▸ Exercise directions
Lines holding the string "Hourly" are the ones to copy; find them all in the data.

[Dataset rows]
○ ○ ○

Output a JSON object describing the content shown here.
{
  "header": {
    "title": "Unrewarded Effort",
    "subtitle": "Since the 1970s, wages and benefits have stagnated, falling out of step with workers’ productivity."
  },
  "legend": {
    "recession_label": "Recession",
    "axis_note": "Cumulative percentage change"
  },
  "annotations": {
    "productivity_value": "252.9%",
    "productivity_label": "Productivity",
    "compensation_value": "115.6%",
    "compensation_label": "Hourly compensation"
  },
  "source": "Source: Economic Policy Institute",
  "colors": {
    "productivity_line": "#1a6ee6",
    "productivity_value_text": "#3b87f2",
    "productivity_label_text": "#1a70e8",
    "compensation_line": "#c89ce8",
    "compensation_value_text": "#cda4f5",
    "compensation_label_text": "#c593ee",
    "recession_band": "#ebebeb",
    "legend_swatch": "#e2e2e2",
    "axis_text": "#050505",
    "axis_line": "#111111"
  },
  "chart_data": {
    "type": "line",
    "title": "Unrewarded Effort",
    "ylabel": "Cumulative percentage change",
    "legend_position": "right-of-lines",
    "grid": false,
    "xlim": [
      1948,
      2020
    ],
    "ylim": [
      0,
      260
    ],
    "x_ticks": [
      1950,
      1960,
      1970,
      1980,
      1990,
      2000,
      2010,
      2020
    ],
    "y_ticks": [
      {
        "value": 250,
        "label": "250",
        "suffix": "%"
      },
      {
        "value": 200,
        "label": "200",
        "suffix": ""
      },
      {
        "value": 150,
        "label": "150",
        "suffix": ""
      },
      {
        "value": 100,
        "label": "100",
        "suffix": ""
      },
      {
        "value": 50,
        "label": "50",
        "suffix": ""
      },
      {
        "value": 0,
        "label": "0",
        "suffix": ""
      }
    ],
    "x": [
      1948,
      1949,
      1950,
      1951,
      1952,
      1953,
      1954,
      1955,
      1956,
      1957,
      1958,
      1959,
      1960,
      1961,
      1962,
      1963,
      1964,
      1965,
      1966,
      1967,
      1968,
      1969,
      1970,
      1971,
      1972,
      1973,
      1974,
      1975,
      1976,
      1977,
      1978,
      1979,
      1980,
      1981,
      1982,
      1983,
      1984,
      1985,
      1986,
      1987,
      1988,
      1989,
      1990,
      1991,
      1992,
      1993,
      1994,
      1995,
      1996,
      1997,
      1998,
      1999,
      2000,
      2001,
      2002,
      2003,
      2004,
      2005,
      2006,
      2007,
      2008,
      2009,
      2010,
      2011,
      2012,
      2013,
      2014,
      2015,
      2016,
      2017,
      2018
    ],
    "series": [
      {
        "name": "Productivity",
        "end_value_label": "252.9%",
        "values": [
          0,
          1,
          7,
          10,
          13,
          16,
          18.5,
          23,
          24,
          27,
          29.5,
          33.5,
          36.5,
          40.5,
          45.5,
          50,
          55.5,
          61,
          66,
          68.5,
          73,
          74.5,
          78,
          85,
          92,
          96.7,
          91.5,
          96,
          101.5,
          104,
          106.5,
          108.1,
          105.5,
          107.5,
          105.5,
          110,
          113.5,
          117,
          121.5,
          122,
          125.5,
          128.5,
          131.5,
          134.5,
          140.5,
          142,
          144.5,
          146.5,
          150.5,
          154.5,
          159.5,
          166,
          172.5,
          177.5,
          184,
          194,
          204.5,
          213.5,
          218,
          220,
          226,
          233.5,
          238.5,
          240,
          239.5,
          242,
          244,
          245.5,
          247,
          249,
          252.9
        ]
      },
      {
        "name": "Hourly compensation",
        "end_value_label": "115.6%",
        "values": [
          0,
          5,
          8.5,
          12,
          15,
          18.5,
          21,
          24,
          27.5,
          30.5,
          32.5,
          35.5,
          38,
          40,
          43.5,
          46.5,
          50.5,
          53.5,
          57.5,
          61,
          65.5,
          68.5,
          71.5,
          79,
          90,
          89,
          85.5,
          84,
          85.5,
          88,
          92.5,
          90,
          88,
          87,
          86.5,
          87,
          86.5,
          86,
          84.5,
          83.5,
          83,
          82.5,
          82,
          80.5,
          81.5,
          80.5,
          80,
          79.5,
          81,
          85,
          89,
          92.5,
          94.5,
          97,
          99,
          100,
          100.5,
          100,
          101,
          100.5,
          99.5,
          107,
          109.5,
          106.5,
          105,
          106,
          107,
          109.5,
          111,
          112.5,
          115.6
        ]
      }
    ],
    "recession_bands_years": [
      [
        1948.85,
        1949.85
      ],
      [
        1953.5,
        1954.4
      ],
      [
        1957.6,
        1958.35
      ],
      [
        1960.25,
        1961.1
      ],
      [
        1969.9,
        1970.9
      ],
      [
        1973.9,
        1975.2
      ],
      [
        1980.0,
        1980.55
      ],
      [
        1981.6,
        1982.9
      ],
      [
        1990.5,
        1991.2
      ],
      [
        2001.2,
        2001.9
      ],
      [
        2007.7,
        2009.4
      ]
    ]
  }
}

○ ○ ○

▸ Expected output
    "compensation_label": "Hourly compensation"
        "name": "Hourly compensation",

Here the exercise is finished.